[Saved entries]
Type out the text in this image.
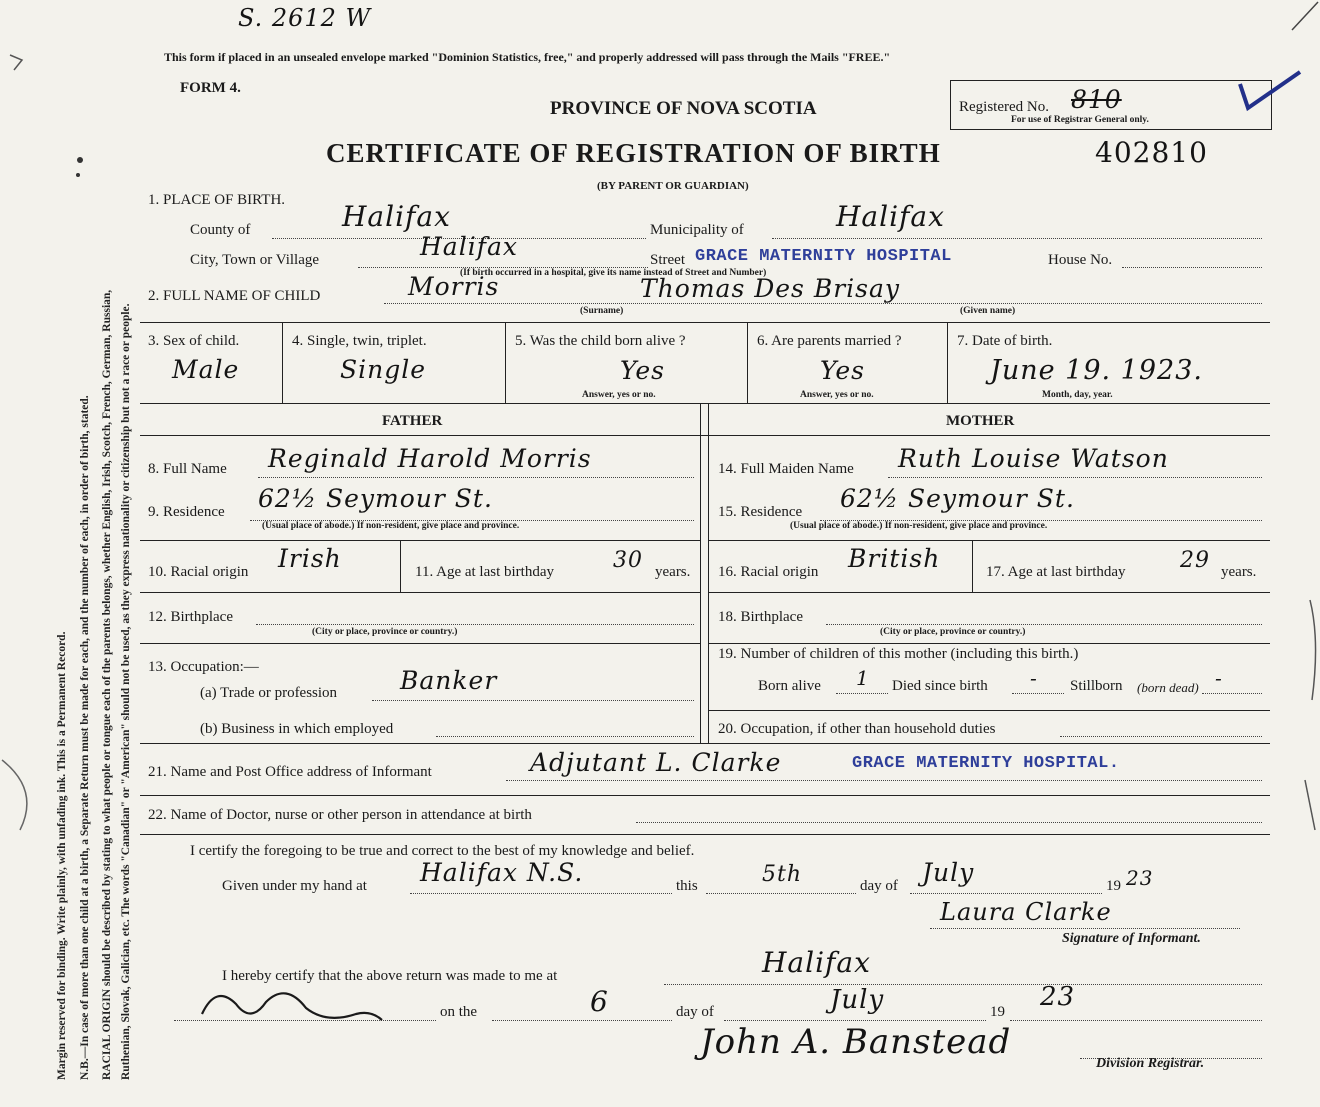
Margin reserved for binding. Write plainly, with unfading ink. This is a Permanent Record. N.B.—In case of more than one child at a birth, a Separate Return must be made for each, and the number of each, in order of birth, stated. RACIAL ORIGIN should be described by stating to what people or tongue each of the parents belongs, whether English, Irish, Scotch, French, German, Russian, Ruthenian, Slovak, Galician, etc. The words "Canadian" or "American" should not be used, as they express nationality or citizenship but not a race or people.
S. 2612 W
This form if placed in an unsealed envelope marked "Dominion Statistics, free," and properly addressed will pass through the Mails "FREE."
FORM 4.
PROVINCE OF NOVA SCOTIA	Registered No. 810
For use of Registrar General only.
CERTIFICATE OF REGISTRATION OF BIRTH	402810
(BY PARENT OR GUARDIAN)
1. PLACE OF BIRTH.
County of	Halifax	Municipality of	Halifax
City, Town or Village	Halifax	Street GRACE MATERNITY HOSPITAL	House No.
(If birth occurred in a hospital, give its name instead of Street and Number)
2. FULL NAME OF CHILD	Morris	Thomas Des Brisay
(Surname)	(Given name)
3. Sex of child.
Male
4. Single, twin, triplet.
Single
5. Was the child born alive ?
Yes
Answer, yes or no.
6. Are parents married ?
Yes
Answer, yes or no.
7. Date of birth.
June 19. 1923.
Month, day, year.
FATHER	MOTHER
8. Full Name Reginald Harold Morris
9. Residence 62½ Seymour St.
(Usual place of abode.) If non-resident, give place and province.
10. Racial origin Irish	11. Age at last birthday	30 years.
12. Birthplace
(City or place, province or country.)
13. Occupation:—
(a) Trade or profession	Banker
(b) Business in which employed
14. Full Maiden Name Ruth Louise Watson
15. Residence 62½ Seymour St.
(Usual place of abode.) If non-resident, give place and province.
16. Racial origin British	17. Age at last birthday 29 years.
18. Birthplace
(City or place, province or country.)
19. Number of children of this mother (including this birth.)
Born alive 1 Died since birth - Stillborn (born dead) -
20. Occupation, if other than household duties
21. Name and Post Office address of Informant	Adjutant L. Clarke	GRACE MATERNITY HOSPITAL.
22. Name of Doctor, nurse or other person in attendance at birth
I certify the foregoing to be true and correct to the best of my knowledge and belief.
Given under my hand at Halifax N.S.	this	5th	day of July	19 23
Laura Clarke
Signature of Informant.
I hereby certify that the above return was made to me at	Halifax
on the	6	day of	July	19 23
John A. Banstead
Division Registrar.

- What is asked:
Quote every line word for word and keep the images out of the copy.

- Response:
Type out the text in this image.
Margin reserved for binding. Write plainly, with unfading ink. This is a Permanent Record. N.B.—In case of more than one child at a birth, a Separate Return must be made for each, and the number of each, in order of birth, stated. RACIAL ORIGIN should be described by stating to what people or tongue each of the parents belongs, whether English, Irish, Scotch, French, German, Russian, Ruthenian, Slovak, Galician, etc. The words "Canadian" or "American" should not be used, as they express nationality or citizenship but not a race or people.
S. 2612 W
This form if placed in an unsealed envelope marked "Dominion Statistics, free," and properly addressed will pass through the Mails "FREE."
FORM 4.
PROVINCE OF NOVA SCOTIA	Registered No. 810
For use of Registrar General only.
CERTIFICATE OF REGISTRATION OF BIRTH	402810
(BY PARENT OR GUARDIAN)
1. PLACE OF BIRTH.
County of	Halifax	Municipality of	Halifax
City, Town or Village	Halifax	Street GRACE MATERNITY HOSPITAL	House No.
(If birth occurred in a hospital, give its name instead of Street and Number)
2. FULL NAME OF CHILD	Morris	Thomas Des Brisay
(Surname)	(Given name)
3. Sex of child.
Male
4. Single, twin, triplet.
Single
5. Was the child born alive ?
Yes
Answer, yes or no.
6. Are parents married ?
Yes
Answer, yes or no.
7. Date of birth.
June 19. 1923.
Month, day, year.
FATHER	MOTHER
8. Full Name Reginald Harold Morris
9. Residence 62½ Seymour St.
(Usual place of abode.) If non-resident, give place and province.
10. Racial origin Irish	11. Age at last birthday	30 years.
12. Birthplace
(City or place, province or country.)
13. Occupation:—
(a) Trade or profession	Banker
(b) Business in which employed
14. Full Maiden Name Ruth Louise Watson
15. Residence 62½ Seymour St.
(Usual place of abode.) If non-resident, give place and province.
16. Racial origin British	17. Age at last birthday 29 years.
18. Birthplace
(City or place, province or country.)
19. Number of children of this mother (including this birth.)
Born alive 1 Died since birth - Stillborn (born dead) -
20. Occupation, if other than household duties
21. Name and Post Office address of Informant	Adjutant L. Clarke	GRACE MATERNITY HOSPITAL.
22. Name of Doctor, nurse or other person in attendance at birth
I certify the foregoing to be true and correct to the best of my knowledge and belief.
Given under my hand at Halifax N.S.	this	5th	day of July	19 23
Laura Clarke
Signature of Informant.
I hereby certify that the above return was made to me at	Halifax
on the	6	day of	July	19 23
John A. Banstead
Division Registrar.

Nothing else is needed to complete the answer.